Exercise goal.
Will you output the entries below exactly, skipping every image they contain?

Dataset entries on figures
>> start

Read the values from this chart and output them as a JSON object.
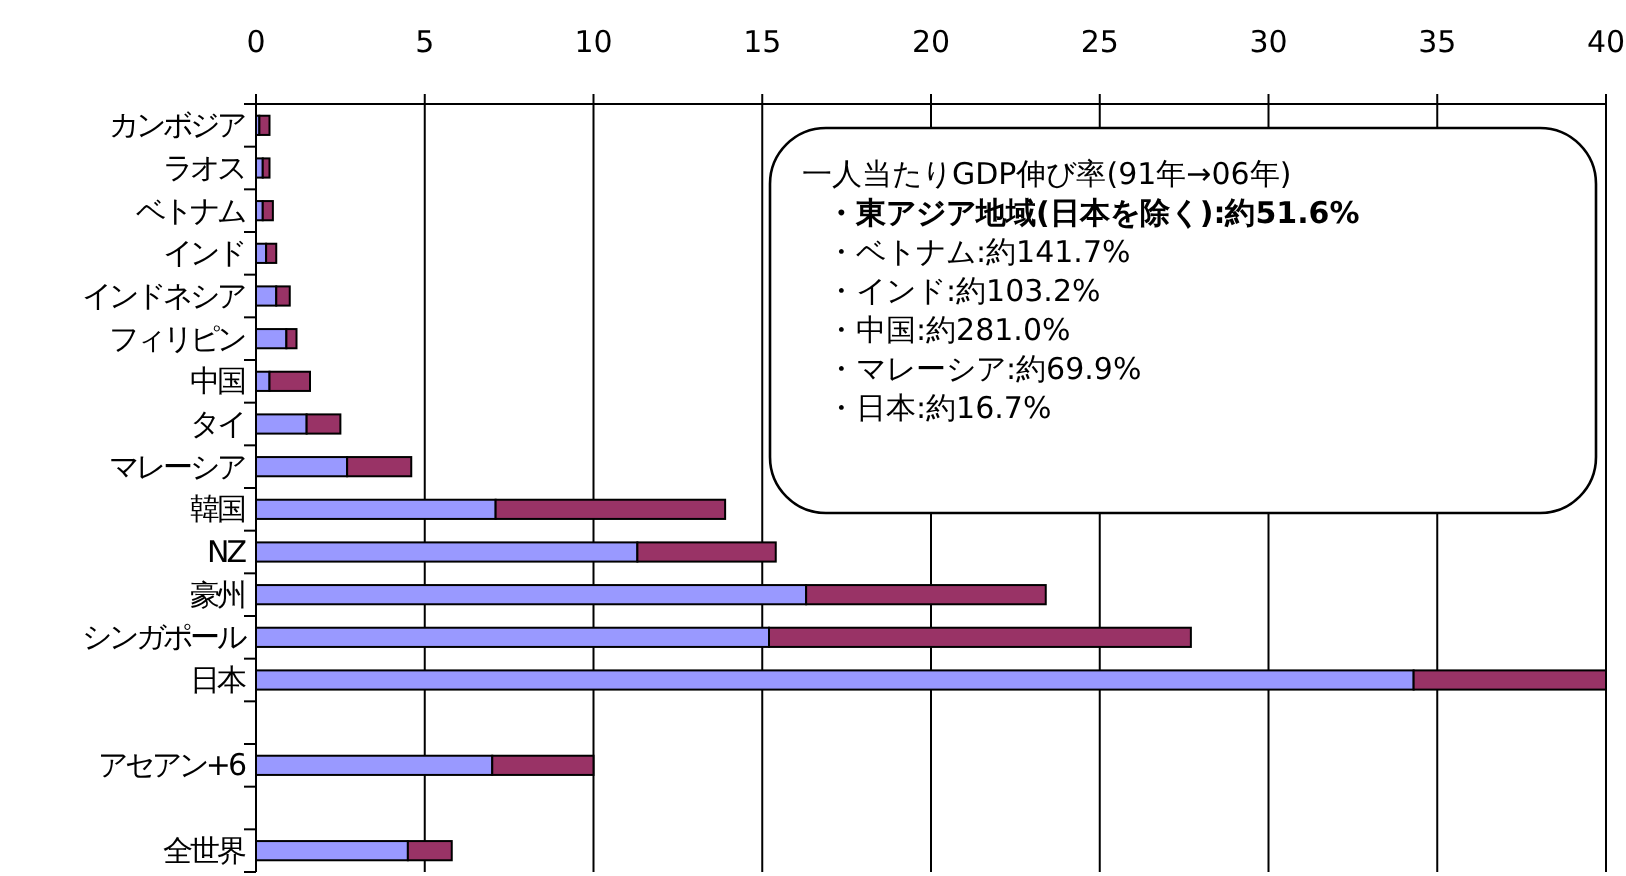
{
  "chart_data": {
    "type": "bar",
    "orientation": "horizontal",
    "stacked": true,
    "categories": [
      "カンボジア",
      "ラオス",
      "ベトナム",
      "インド",
      "インドネシア",
      "フィリピン",
      "中国",
      "タイ",
      "マレーシア",
      "韓国",
      "NZ",
      "豪州",
      "シンガポール",
      "日本",
      null,
      "アセアン+6",
      null,
      "全世界"
    ],
    "series": [
      {
        "color": "#9999ff",
        "values": [
          0.1,
          0.2,
          0.2,
          0.3,
          0.6,
          0.9,
          0.4,
          1.5,
          2.7,
          7.1,
          11.3,
          16.3,
          15.2,
          34.3,
          null,
          7.0,
          null,
          4.5
        ]
      },
      {
        "color": "#993366",
        "values": [
          0.3,
          0.2,
          0.3,
          0.3,
          0.4,
          0.3,
          1.2,
          1.0,
          1.9,
          6.8,
          4.1,
          7.1,
          12.5,
          5.7,
          null,
          3.0,
          null,
          1.3
        ]
      }
    ],
    "xlim": [
      0,
      40
    ],
    "xticks": [
      0,
      5,
      10,
      15,
      20,
      25,
      30,
      35,
      40
    ],
    "grid": "x",
    "annotations": [
      "一人当たりGDP伸び率(91年→06年)",
      "・東アジア地域(日本を除く):約51.6%",
      "・ベトナム:約141.7%",
      "・インド:約103.2%",
      "・中国:約281.0%",
      "・マレーシア:約69.9%",
      "・日本:約16.7%"
    ]
  }
}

>> end

Reply to the task.
Read the values from this chart and output them as a JSON object.
{
  "chart_data": {
    "type": "bar",
    "orientation": "horizontal",
    "stacked": true,
    "categories": [
      "カンボジア",
      "ラオス",
      "ベトナム",
      "インド",
      "インドネシア",
      "フィリピン",
      "中国",
      "タイ",
      "マレーシア",
      "韓国",
      "NZ",
      "豪州",
      "シンガポール",
      "日本",
      null,
      "アセアン+6",
      null,
      "全世界"
    ],
    "series": [
      {
        "color": "#9999ff",
        "values": [
          0.1,
          0.2,
          0.2,
          0.3,
          0.6,
          0.9,
          0.4,
          1.5,
          2.7,
          7.1,
          11.3,
          16.3,
          15.2,
          34.3,
          null,
          7.0,
          null,
          4.5
        ]
      },
      {
        "color": "#993366",
        "values": [
          0.3,
          0.2,
          0.3,
          0.3,
          0.4,
          0.3,
          1.2,
          1.0,
          1.9,
          6.8,
          4.1,
          7.1,
          12.5,
          5.7,
          null,
          3.0,
          null,
          1.3
        ]
      }
    ],
    "xlim": [
      0,
      40
    ],
    "xticks": [
      0,
      5,
      10,
      15,
      20,
      25,
      30,
      35,
      40
    ],
    "grid": "x",
    "annotations": [
      "一人当たりGDP伸び率(91年→06年)",
      "・東アジア地域(日本を除く):約51.6%",
      "・ベトナム:約141.7%",
      "・インド:約103.2%",
      "・中国:約281.0%",
      "・マレーシア:約69.9%",
      "・日本:約16.7%"
    ]
  }
}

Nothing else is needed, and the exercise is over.